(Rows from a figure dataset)
★ ★ ★ ★ ★
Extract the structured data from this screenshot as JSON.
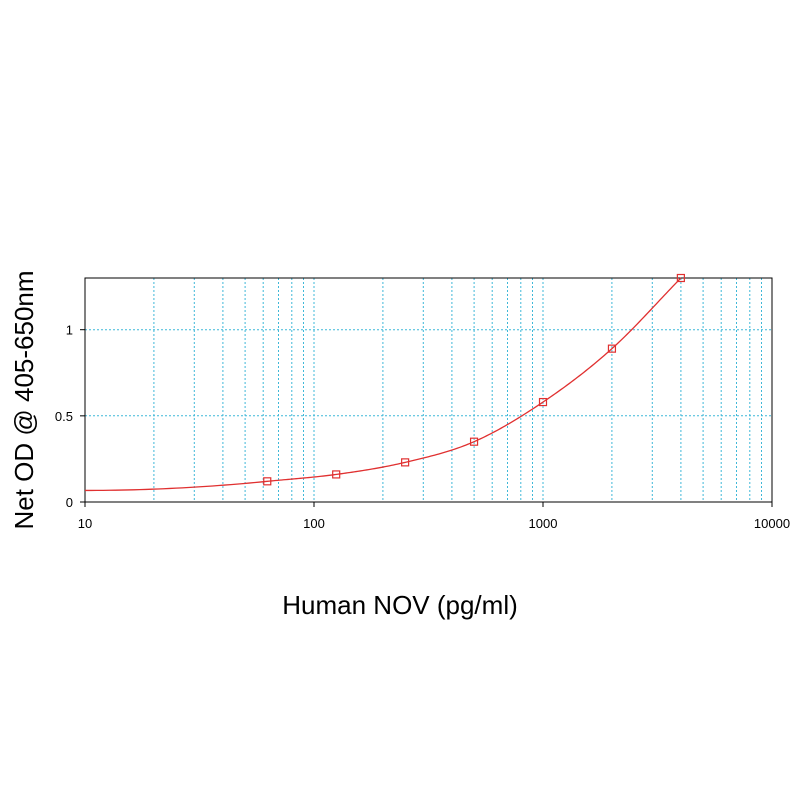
{
  "chart_data": {
    "type": "line",
    "xlabel": "Human NOV (pg/ml)",
    "ylabel": "Net OD @ 405-650nm",
    "x_scale": "log",
    "xlim": [
      10,
      10000
    ],
    "ylim": [
      0,
      1.3
    ],
    "x_ticks": [
      10,
      100,
      1000,
      10000
    ],
    "x_tick_labels": [
      "10",
      "100",
      "1000",
      "10000"
    ],
    "y_ticks": [
      0,
      0.5,
      1
    ],
    "y_tick_labels": [
      "0",
      "0.5",
      "1"
    ],
    "grid": true,
    "series": [
      {
        "points": [
          {
            "x": 62.5,
            "y": 0.12
          },
          {
            "x": 125,
            "y": 0.16
          },
          {
            "x": 250,
            "y": 0.23
          },
          {
            "x": 500,
            "y": 0.35
          },
          {
            "x": 1000,
            "y": 0.58
          },
          {
            "x": 2000,
            "y": 0.89
          },
          {
            "x": 4000,
            "y": 1.3
          }
        ]
      }
    ],
    "colors": {
      "curve": "#e03030",
      "marker": "#e03030",
      "grid": "#3fb8d8",
      "axis": "#000000"
    }
  }
}
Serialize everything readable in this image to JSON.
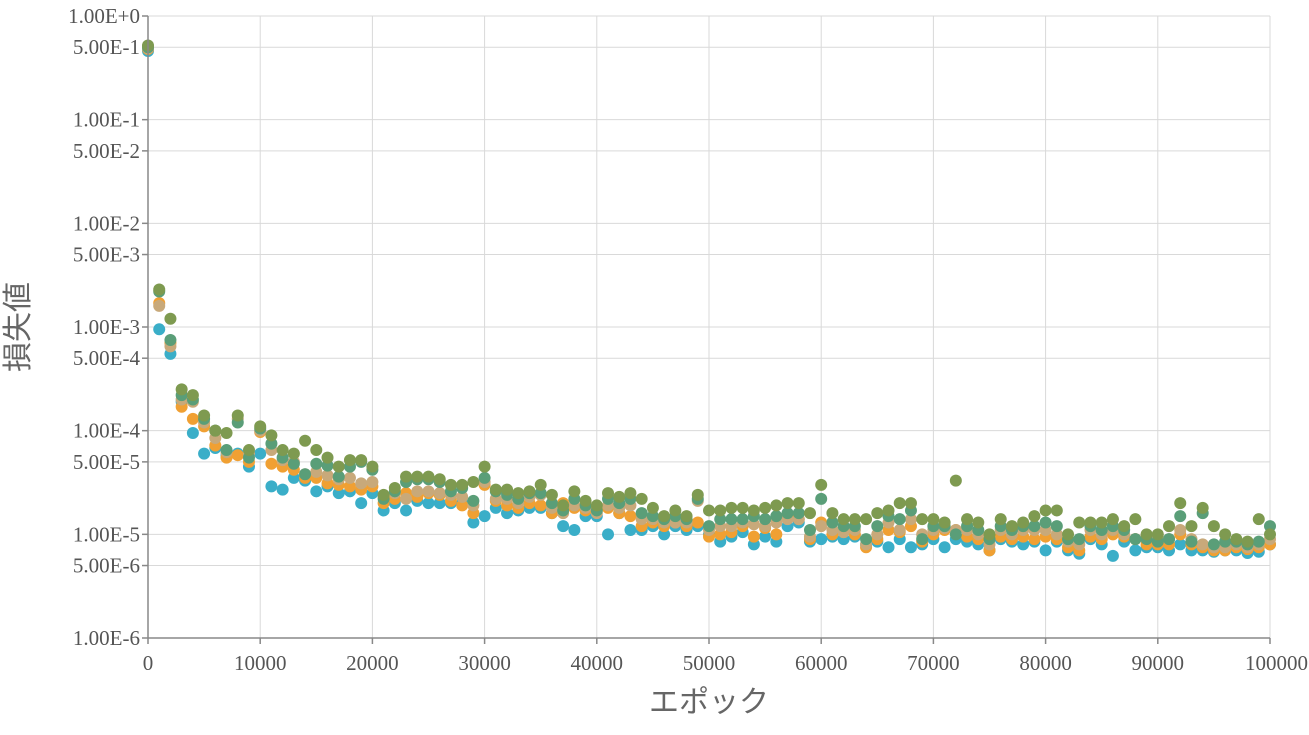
{
  "chart_data": {
    "type": "scatter",
    "xlabel": "エポック",
    "ylabel": "損失値",
    "xlim": [
      0,
      100000
    ],
    "ylim": [
      1e-06,
      1
    ],
    "y_scale": "log",
    "grid": true,
    "x_ticks": [
      "0",
      "10000",
      "20000",
      "30000",
      "40000",
      "50000",
      "60000",
      "70000",
      "80000",
      "90000",
      "100000"
    ],
    "y_ticks": [
      {
        "label": "1.00E+0",
        "value": 1
      },
      {
        "label": "5.00E-1",
        "value": 0.5
      },
      {
        "label": "1.00E-1",
        "value": 0.1
      },
      {
        "label": "5.00E-2",
        "value": 0.05
      },
      {
        "label": "1.00E-2",
        "value": 0.01
      },
      {
        "label": "5.00E-3",
        "value": 0.005
      },
      {
        "label": "1.00E-3",
        "value": 0.001
      },
      {
        "label": "5.00E-4",
        "value": 0.0005
      },
      {
        "label": "1.00E-4",
        "value": 0.0001
      },
      {
        "label": "5.00E-5",
        "value": 5e-05
      },
      {
        "label": "1.00E-5",
        "value": 1e-05
      },
      {
        "label": "5.00E-6",
        "value": 5e-06
      },
      {
        "label": "1.00E-6",
        "value": 1e-06
      }
    ],
    "x": [
      0,
      1000,
      2000,
      3000,
      4000,
      5000,
      6000,
      7000,
      8000,
      9000,
      10000,
      11000,
      12000,
      13000,
      14000,
      15000,
      16000,
      17000,
      18000,
      19000,
      20000,
      21000,
      22000,
      23000,
      24000,
      25000,
      26000,
      27000,
      28000,
      29000,
      30000,
      31000,
      32000,
      33000,
      34000,
      35000,
      36000,
      37000,
      38000,
      39000,
      40000,
      41000,
      42000,
      43000,
      44000,
      45000,
      46000,
      47000,
      48000,
      49000,
      50000,
      51000,
      52000,
      53000,
      54000,
      55000,
      56000,
      57000,
      58000,
      59000,
      60000,
      61000,
      62000,
      63000,
      64000,
      65000,
      66000,
      67000,
      68000,
      69000,
      70000,
      71000,
      72000,
      73000,
      74000,
      75000,
      76000,
      77000,
      78000,
      79000,
      80000,
      81000,
      82000,
      83000,
      84000,
      85000,
      86000,
      87000,
      88000,
      89000,
      90000,
      91000,
      92000,
      93000,
      94000,
      95000,
      96000,
      97000,
      98000,
      99000,
      100000
    ],
    "series": [
      {
        "color": "#3aaec8",
        "values": [
          0.46,
          0.00095,
          0.00055,
          0.00019,
          9.5e-05,
          6e-05,
          6.8e-05,
          5.8e-05,
          6e-05,
          4.5e-05,
          6e-05,
          2.9e-05,
          2.7e-05,
          3.5e-05,
          3.3e-05,
          2.6e-05,
          2.9e-05,
          2.5e-05,
          2.6e-05,
          2e-05,
          2.5e-05,
          1.7e-05,
          2e-05,
          1.7e-05,
          2.1e-05,
          2e-05,
          2e-05,
          2e-05,
          2e-05,
          1.3e-05,
          1.5e-05,
          1.8e-05,
          1.6e-05,
          1.7e-05,
          1.8e-05,
          1.8e-05,
          1.6e-05,
          1.2e-05,
          1.1e-05,
          1.5e-05,
          1.5e-05,
          1e-05,
          1.6e-05,
          1.1e-05,
          1.1e-05,
          1.2e-05,
          1e-05,
          1.2e-05,
          1.1e-05,
          1.2e-05,
          1e-05,
          8.5e-06,
          9.5e-06,
          1.05e-05,
          8e-06,
          9.5e-06,
          8.5e-06,
          1.2e-05,
          1.3e-05,
          8.5e-06,
          9e-06,
          9.5e-06,
          9e-06,
          9.5e-06,
          8e-06,
          8.5e-06,
          7.5e-06,
          9e-06,
          7.5e-06,
          8e-06,
          9e-06,
          7.5e-06,
          9e-06,
          8.5e-06,
          8e-06,
          7e-06,
          9e-06,
          8.5e-06,
          8e-06,
          8.5e-06,
          7e-06,
          8.5e-06,
          7e-06,
          6.5e-06,
          9e-06,
          8e-06,
          6.2e-06,
          8.5e-06,
          7e-06,
          7.5e-06,
          7.5e-06,
          7e-06,
          8e-06,
          7e-06,
          7e-06,
          6.8e-06,
          7e-06,
          7e-06,
          6.6e-06,
          6.8e-06,
          8e-06
        ]
      },
      {
        "color": "#f0a033",
        "values": [
          0.48,
          0.0017,
          0.0007,
          0.00017,
          0.00013,
          0.00011,
          7.2e-05,
          5.5e-05,
          5.8e-05,
          5e-05,
          9.7e-05,
          4.8e-05,
          4.5e-05,
          4.2e-05,
          3.5e-05,
          3.5e-05,
          3.1e-05,
          3e-05,
          2.9e-05,
          2.7e-05,
          2.9e-05,
          2e-05,
          2.2e-05,
          2.5e-05,
          2.3e-05,
          2.5e-05,
          2.4e-05,
          2.1e-05,
          1.9e-05,
          1.6e-05,
          3e-05,
          2.1e-05,
          1.9e-05,
          1.8e-05,
          2e-05,
          1.9e-05,
          1.6e-05,
          2e-05,
          1.8e-05,
          1.7e-05,
          1.7e-05,
          1.8e-05,
          1.6e-05,
          1.5e-05,
          1.2e-05,
          1.3e-05,
          1.2e-05,
          1.3e-05,
          1.2e-05,
          1.3e-05,
          9.5e-06,
          1e-05,
          1.05e-05,
          1.2e-05,
          9.5e-06,
          1.15e-05,
          1e-05,
          1.5e-05,
          1.4e-05,
          9e-06,
          1.3e-05,
          1e-05,
          1.05e-05,
          1e-05,
          7.5e-06,
          9e-06,
          1.1e-05,
          1.05e-05,
          1.2e-05,
          8.5e-06,
          1e-05,
          1.1e-05,
          1.1e-05,
          9.5e-06,
          9e-06,
          7e-06,
          9.5e-06,
          9e-06,
          9.5e-06,
          9e-06,
          9.5e-06,
          9e-06,
          7.5e-06,
          7e-06,
          9.5e-06,
          9e-06,
          1e-05,
          9.5e-06,
          9e-06,
          8e-06,
          8e-06,
          8e-06,
          1e-05,
          8e-06,
          7.5e-06,
          7e-06,
          7e-06,
          7.5e-06,
          7.2e-06,
          7.5e-06,
          8e-06
        ]
      },
      {
        "color": "#c8a97a",
        "values": [
          0.49,
          0.0016,
          0.00065,
          0.0002,
          0.00019,
          0.00012,
          8.5e-05,
          6.2e-05,
          0.00013,
          6e-05,
          0.0001,
          6.5e-05,
          5.2e-05,
          5e-05,
          3.8e-05,
          4e-05,
          3.7e-05,
          3.4e-05,
          3.5e-05,
          3.1e-05,
          3.2e-05,
          2.3e-05,
          2.5e-05,
          2.2e-05,
          2.6e-05,
          2.6e-05,
          2.5e-05,
          2.4e-05,
          2.3e-05,
          1.9e-05,
          3.2e-05,
          2.2e-05,
          2.2e-05,
          2e-05,
          2.3e-05,
          2.4e-05,
          1.8e-05,
          1.6e-05,
          1.9e-05,
          1.8e-05,
          1.6e-05,
          1.9e-05,
          1.8e-05,
          1.9e-05,
          1.4e-05,
          1.4e-05,
          1.3e-05,
          1.3e-05,
          1.3e-05,
          2.1e-05,
          1.1e-05,
          1.2e-05,
          1.2e-05,
          1.3e-05,
          1.25e-05,
          1.2e-05,
          1.3e-05,
          1.4e-05,
          1.4e-05,
          9.5e-06,
          1.2e-05,
          1.1e-05,
          1.05e-05,
          1.1e-05,
          8e-06,
          1e-05,
          1.3e-05,
          1.1e-05,
          1.4e-05,
          1e-05,
          1.1e-05,
          1.15e-05,
          1.1e-05,
          1.1e-05,
          1e-05,
          8e-06,
          1.1e-05,
          1e-05,
          1.1e-05,
          1.1e-05,
          1.1e-05,
          1e-05,
          8.5e-06,
          8e-06,
          1.1e-05,
          1e-05,
          1.1e-05,
          1e-05,
          9e-06,
          9.5e-06,
          9e-06,
          9e-06,
          1.1e-05,
          9e-06,
          8e-06,
          7.5e-06,
          7.5e-06,
          8e-06,
          7.5e-06,
          8e-06,
          9e-06
        ]
      },
      {
        "color": "#5a9e78",
        "values": [
          0.5,
          0.0022,
          0.00075,
          0.00022,
          0.0002,
          0.00013,
          0.0001,
          6.5e-05,
          0.00012,
          5.5e-05,
          0.000105,
          7.5e-05,
          5.5e-05,
          4.8e-05,
          3.8e-05,
          4.8e-05,
          4.6e-05,
          3.6e-05,
          4.5e-05,
          5e-05,
          4.2e-05,
          2.2e-05,
          2.6e-05,
          3.2e-05,
          3.4e-05,
          3.4e-05,
          3.2e-05,
          2.6e-05,
          2.8e-05,
          2.1e-05,
          3.5e-05,
          2.6e-05,
          2.4e-05,
          2.2e-05,
          2.5e-05,
          2.5e-05,
          2e-05,
          1.7e-05,
          2.2e-05,
          1.9e-05,
          1.7e-05,
          2.2e-05,
          2e-05,
          2.2e-05,
          1.6e-05,
          1.5e-05,
          1.4e-05,
          1.5e-05,
          1.4e-05,
          2.2e-05,
          1.2e-05,
          1.4e-05,
          1.4e-05,
          1.4e-05,
          1.5e-05,
          1.4e-05,
          1.5e-05,
          1.6e-05,
          1.6e-05,
          1.1e-05,
          2.2e-05,
          1.3e-05,
          1.2e-05,
          1.2e-05,
          9e-06,
          1.2e-05,
          1.5e-05,
          1.4e-05,
          1.7e-05,
          9e-06,
          1.2e-05,
          1.2e-05,
          1e-05,
          1.2e-05,
          1.1e-05,
          9e-06,
          1.2e-05,
          1.1e-05,
          1.2e-05,
          1.2e-05,
          1.3e-05,
          1.2e-05,
          9e-06,
          9e-06,
          1.2e-05,
          1.1e-05,
          1.2e-05,
          1.1e-05,
          9e-06,
          9e-06,
          8.5e-06,
          9e-06,
          1.5e-05,
          8.5e-06,
          1.6e-05,
          8e-06,
          8.5e-06,
          8.5e-06,
          8e-06,
          8.5e-06,
          1.2e-05
        ]
      },
      {
        "color": "#7e9a50",
        "values": [
          0.52,
          0.0023,
          0.0012,
          0.00025,
          0.00022,
          0.00014,
          0.0001,
          9.5e-05,
          0.00014,
          6.5e-05,
          0.00011,
          9e-05,
          6.5e-05,
          6e-05,
          8e-05,
          6.5e-05,
          5.5e-05,
          4.5e-05,
          5.2e-05,
          5.2e-05,
          4.5e-05,
          2.4e-05,
          2.8e-05,
          3.6e-05,
          3.6e-05,
          3.6e-05,
          3.4e-05,
          3e-05,
          3e-05,
          3.2e-05,
          4.5e-05,
          2.7e-05,
          2.7e-05,
          2.5e-05,
          2.6e-05,
          3e-05,
          2.4e-05,
          1.9e-05,
          2.6e-05,
          2.1e-05,
          1.9e-05,
          2.5e-05,
          2.3e-05,
          2.5e-05,
          2.2e-05,
          1.8e-05,
          1.5e-05,
          1.7e-05,
          1.5e-05,
          2.4e-05,
          1.7e-05,
          1.7e-05,
          1.8e-05,
          1.8e-05,
          1.7e-05,
          1.8e-05,
          1.9e-05,
          2e-05,
          2e-05,
          1.6e-05,
          3e-05,
          1.6e-05,
          1.4e-05,
          1.4e-05,
          1.4e-05,
          1.6e-05,
          1.7e-05,
          2e-05,
          2e-05,
          1.4e-05,
          1.4e-05,
          1.3e-05,
          3.3e-05,
          1.4e-05,
          1.3e-05,
          1e-05,
          1.4e-05,
          1.2e-05,
          1.3e-05,
          1.5e-05,
          1.7e-05,
          1.7e-05,
          1e-05,
          1.3e-05,
          1.3e-05,
          1.3e-05,
          1.4e-05,
          1.2e-05,
          1.4e-05,
          1e-05,
          1e-05,
          1.2e-05,
          2e-05,
          1.2e-05,
          1.8e-05,
          1.2e-05,
          1e-05,
          9e-06,
          8.5e-06,
          1.4e-05,
          1e-05
        ]
      }
    ]
  }
}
★ ★ ★ ★ ★
Check each line of the entries for the string "this". Copy the lines that have it.

▸ **FULL RESPONSE**
Extract the structured data from this screenshot as JSON.
Serialize everything readable in this image to JSON.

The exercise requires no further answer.